Females are slightly more likely than males to create blogs, accounting for 56.0% of hosted blogs.


Forecast

Based on the rapid growth rate demonstrated by the leading services, we expect the number of hosted blogs created to exceed five million by the end of 2003 and to exceed ten million by the end of 2004.


BlogSpot and LiveJournal are the two market leaders, each with 31% of these hosted blogs. While BlogSpot is growing more quickly, its retention rate is lower, and the two sites should continue to race neck-and-neck in the near term in terms of active users.

Conclusions

When you say "blog" most people think of the most popular weblogs, which are often updated multiple times a day and which by definition have tens of thousands of daily readers. These make up the tip of a very deep iceberg: prominently visible, but not characteristic of the iceberg as a whole.

What is below the water line are the literally millions of blogs that are rarely pointed to by others, since they are only of interest to the family, friends, fellow students and co-workers of their teenage and 20-something bloggers. Think of them as blogs for nanoaudiences.

────────

#### Task details:
Can you output everything in the hosted-blogs text from "When you say" down to "blogs for nanoaudiences.", copied word for word?

#### Provided material:
────────

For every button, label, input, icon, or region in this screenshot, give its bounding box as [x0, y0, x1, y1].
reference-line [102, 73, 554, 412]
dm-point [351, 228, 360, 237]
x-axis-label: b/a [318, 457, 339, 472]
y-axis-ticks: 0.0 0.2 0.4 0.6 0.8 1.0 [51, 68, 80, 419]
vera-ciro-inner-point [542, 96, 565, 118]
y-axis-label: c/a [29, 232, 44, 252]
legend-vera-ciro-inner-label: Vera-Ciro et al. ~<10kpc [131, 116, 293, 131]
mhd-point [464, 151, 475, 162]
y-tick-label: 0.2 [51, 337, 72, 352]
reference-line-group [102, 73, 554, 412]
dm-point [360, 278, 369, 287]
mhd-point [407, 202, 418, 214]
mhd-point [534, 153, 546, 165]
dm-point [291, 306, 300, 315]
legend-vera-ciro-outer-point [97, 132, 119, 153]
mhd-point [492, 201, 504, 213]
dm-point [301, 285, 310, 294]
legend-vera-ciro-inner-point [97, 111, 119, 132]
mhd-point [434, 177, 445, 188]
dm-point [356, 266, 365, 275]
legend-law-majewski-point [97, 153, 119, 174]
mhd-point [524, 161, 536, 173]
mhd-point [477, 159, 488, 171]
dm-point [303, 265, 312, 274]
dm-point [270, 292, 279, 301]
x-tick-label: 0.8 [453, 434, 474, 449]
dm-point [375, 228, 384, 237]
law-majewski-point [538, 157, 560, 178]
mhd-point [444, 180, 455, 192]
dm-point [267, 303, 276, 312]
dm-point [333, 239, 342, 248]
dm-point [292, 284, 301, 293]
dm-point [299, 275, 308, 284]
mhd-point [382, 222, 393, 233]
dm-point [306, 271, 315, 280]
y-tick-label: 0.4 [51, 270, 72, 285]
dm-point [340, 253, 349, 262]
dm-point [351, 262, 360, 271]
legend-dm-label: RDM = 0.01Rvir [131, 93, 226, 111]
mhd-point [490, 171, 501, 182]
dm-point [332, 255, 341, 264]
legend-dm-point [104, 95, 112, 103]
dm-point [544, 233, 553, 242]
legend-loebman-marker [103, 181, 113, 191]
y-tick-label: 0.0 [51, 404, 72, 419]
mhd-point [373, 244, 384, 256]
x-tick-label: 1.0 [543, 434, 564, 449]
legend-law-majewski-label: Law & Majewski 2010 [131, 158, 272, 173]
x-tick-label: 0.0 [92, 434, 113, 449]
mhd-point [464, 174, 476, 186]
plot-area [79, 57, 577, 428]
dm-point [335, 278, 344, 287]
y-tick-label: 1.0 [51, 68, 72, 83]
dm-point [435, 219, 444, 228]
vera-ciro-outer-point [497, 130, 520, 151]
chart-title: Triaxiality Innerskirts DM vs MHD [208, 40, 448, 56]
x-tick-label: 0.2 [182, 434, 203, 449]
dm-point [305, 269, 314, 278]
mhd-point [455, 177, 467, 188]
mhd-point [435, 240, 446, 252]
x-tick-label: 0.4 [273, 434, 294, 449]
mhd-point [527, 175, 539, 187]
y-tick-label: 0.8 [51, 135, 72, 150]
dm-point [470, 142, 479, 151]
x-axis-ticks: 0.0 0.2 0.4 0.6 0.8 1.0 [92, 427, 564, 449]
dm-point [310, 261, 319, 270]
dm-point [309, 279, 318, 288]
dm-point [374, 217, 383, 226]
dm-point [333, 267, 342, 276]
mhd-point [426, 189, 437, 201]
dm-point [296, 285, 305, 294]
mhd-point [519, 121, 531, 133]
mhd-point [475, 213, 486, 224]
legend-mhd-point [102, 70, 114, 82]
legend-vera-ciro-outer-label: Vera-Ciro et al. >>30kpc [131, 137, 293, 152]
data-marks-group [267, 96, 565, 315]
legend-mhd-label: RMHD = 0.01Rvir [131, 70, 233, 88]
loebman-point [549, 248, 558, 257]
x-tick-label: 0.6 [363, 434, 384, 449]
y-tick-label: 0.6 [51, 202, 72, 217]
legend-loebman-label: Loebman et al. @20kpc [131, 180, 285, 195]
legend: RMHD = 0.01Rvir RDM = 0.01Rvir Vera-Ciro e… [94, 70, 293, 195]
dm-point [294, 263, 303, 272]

────────

#### Solution:
When you say "blog" most people think of the most popular weblogs, which are often updated multiple times a day and which by definition have tens of thousands of daily readers. These make up the tip of a very deep iceberg: prominently visible, but not characteristic of the iceberg as a whole.

What is below the water line are the literally millions of blogs that are rarely pointed to by others, since they are only of interest to the family, friends, fellow students and co-workers of their teenage and 20-something bloggers. Think of them as blogs for nanoaudiences.